## What needs to be done
Verbatim output of all the material below is required.

+++ Exercise materials +++

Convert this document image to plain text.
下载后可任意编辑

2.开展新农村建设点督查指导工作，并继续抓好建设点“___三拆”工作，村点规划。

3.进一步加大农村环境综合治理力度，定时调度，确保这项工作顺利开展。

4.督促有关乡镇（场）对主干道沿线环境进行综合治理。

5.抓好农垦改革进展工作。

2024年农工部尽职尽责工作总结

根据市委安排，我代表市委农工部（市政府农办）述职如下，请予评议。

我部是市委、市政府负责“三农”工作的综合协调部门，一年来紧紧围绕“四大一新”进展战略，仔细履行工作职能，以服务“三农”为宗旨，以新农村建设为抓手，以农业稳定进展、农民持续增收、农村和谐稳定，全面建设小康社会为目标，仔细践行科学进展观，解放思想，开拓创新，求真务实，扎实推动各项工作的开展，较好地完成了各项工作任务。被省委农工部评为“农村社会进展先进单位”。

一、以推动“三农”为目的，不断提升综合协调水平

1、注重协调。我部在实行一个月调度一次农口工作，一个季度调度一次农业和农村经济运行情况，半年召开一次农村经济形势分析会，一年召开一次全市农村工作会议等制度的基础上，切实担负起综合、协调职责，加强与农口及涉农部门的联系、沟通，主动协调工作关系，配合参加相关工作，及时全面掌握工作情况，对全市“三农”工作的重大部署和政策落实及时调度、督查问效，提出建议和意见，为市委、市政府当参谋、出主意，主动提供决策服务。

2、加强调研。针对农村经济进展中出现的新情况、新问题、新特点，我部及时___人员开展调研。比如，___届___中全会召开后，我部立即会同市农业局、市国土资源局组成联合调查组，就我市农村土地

+++

## Written solution
Convert this document image to plain text.
下载后可任意编辑

2.开展新农村建设点督查指导工作，并继续抓好建设点“___三拆”工作，村点规划。

3.进一步加大农村环境综合治理力度，定时调度，确保这项工作顺利开展。

4.督促有关乡镇（场）对主干道沿线环境进行综合治理。

5.抓好农垦改革进展工作。

2024年农工部尽职尽责工作总结

根据市委安排，我代表市委农工部（市政府农办）述职如下，请予评议。

我部是市委、市政府负责“三农”工作的综合协调部门，一年来紧紧围绕“四大一新”进展战略，仔细履行工作职能，以服务“三农”为宗旨，以新农村建设为抓手，以农业稳定进展、农民持续增收、农村和谐稳定，全面建设小康社会为目标，仔细践行科学进展观，解放思想，开拓创新，求真务实，扎实推动各项工作的开展，较好地完成了各项工作任务。被省委农工部评为“农村社会进展先进单位”。

一、以推动“三农”为目的，不断提升综合协调水平

1、注重协调。我部在实行一个月调度一次农口工作，一个季度调度一次农业和农村经济运行情况，半年召开一次农村经济形势分析会，一年召开一次全市农村工作会议等制度的基础上，切实担负起综合、协调职责，加强与农口及涉农部门的联系、沟通，主动协调工作关系，配合参加相关工作，及时全面掌握工作情况，对全市“三农”工作的重大部署和政策落实及时调度、督查问效，提出建议和意见，为市委、市政府当参谋、出主意，主动提供决策服务。

2、加强调研。针对农村经济进展中出现的新情况、新问题、新特点，我部及时___人员开展调研。比如，___届___中全会召开后，我部立即会同市农业局、市国土资源局组成联合调查组，就我市农村土地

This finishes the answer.